Things are looking up for Indy 500
These days when George moves through the Speedway, fans point reverently. Even the market forces align in George's favor: Scalpers are back to getting twice face value for choice Indianapolis 500 tickets.
Says his friend Jim Irsay, who was in his 30s when he took over his family's Indianapolis Colts, the same age George was when he took over his family's racetrack: "Tony's drifting into middle age with grace, which is good, because a lot of people get torn up out there."
George, who is famously guarded (he declined to be interviewed for this story), did get torn up out there. He has survived a tremendous pounding. Shortly after he formed the breakaway Indy Racing League in 1994, fans booed him — booed the man at his own track. Many saw him as the man who wrecked Memorial Day weekend.
The legendary racer Mario Andretti, whose pit cred is unrivaled, joined them at the barricades, raging against George's decision to form the IRL.
"Do I agree with it?" Andretti said in 1996. "Never. I can't support anything they're doing." Today, with open-wheel racers once again unified, Andretti describes himself as "Tony George's biggest fan."
Through the worst of it, George seemed to never come unglued, his facial expression rarely anything but serene. Or blank — it depended on your take. George inherited the Speedway, after all; he didn't work his way to the top. His public speaking style, though improved, is wooden, monotonous. Those who know him well say he's bright, just not spontaneous. "He's very different from his public perception," says Kent Baker, an Indianapolis businessman who has fielded race teams in the past. "Tony always engages his brain before his mouth," Baker says, "something few of us can say."

* _Extracted records_:
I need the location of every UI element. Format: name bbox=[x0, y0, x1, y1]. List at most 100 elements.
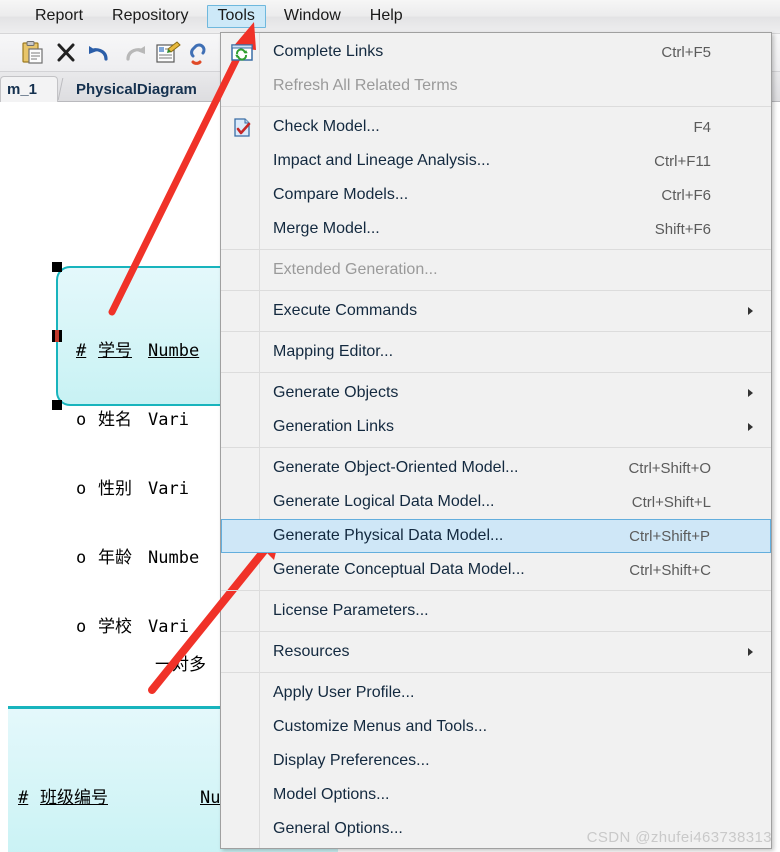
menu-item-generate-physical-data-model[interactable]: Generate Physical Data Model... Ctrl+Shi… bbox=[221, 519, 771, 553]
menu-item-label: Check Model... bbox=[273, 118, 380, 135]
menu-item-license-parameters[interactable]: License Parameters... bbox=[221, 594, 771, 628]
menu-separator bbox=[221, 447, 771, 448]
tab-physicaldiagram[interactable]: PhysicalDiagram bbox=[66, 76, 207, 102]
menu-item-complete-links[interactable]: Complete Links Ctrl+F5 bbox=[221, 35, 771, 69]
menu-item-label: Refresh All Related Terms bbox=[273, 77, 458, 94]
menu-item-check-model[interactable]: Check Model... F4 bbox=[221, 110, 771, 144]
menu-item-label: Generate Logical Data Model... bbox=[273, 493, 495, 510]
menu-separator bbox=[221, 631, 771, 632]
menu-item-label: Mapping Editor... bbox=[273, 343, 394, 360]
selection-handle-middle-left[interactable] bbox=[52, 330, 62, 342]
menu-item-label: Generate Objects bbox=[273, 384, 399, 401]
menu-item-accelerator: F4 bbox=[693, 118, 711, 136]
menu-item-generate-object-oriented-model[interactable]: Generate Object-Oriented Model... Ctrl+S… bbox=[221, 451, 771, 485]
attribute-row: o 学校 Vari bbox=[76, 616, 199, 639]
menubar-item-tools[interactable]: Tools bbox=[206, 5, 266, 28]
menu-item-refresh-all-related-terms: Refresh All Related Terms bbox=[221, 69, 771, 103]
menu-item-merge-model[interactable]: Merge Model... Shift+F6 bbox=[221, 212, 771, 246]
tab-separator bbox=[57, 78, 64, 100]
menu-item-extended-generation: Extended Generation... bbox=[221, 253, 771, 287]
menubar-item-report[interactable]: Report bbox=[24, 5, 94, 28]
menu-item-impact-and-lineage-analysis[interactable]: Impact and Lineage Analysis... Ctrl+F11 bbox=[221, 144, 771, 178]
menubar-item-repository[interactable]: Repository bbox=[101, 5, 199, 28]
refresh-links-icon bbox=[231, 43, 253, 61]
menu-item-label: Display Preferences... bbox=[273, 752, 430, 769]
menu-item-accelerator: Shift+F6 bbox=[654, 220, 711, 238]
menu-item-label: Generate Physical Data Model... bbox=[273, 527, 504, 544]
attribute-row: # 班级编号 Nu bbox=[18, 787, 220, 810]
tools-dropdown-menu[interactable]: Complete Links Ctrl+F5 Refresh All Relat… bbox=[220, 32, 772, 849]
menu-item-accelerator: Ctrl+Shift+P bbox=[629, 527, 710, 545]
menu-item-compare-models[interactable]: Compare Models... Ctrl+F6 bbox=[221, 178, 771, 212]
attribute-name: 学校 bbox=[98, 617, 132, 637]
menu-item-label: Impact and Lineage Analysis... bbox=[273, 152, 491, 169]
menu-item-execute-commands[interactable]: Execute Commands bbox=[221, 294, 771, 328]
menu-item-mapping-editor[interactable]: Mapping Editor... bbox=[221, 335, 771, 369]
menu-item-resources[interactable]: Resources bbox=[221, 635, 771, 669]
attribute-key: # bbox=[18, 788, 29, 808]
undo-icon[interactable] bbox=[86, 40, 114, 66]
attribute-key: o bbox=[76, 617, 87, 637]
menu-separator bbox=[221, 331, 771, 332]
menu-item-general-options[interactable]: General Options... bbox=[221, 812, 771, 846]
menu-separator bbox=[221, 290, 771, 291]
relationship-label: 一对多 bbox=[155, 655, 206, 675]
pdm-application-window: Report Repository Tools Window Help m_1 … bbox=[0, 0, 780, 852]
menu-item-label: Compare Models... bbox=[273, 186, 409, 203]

* _Exercise details_:
In the Indy 500 article, in what year did George form the breakaway Indy Racing League? The rows are separate material and have no connection to the Indy 500 article.

* _Answer to the exercise_:
1994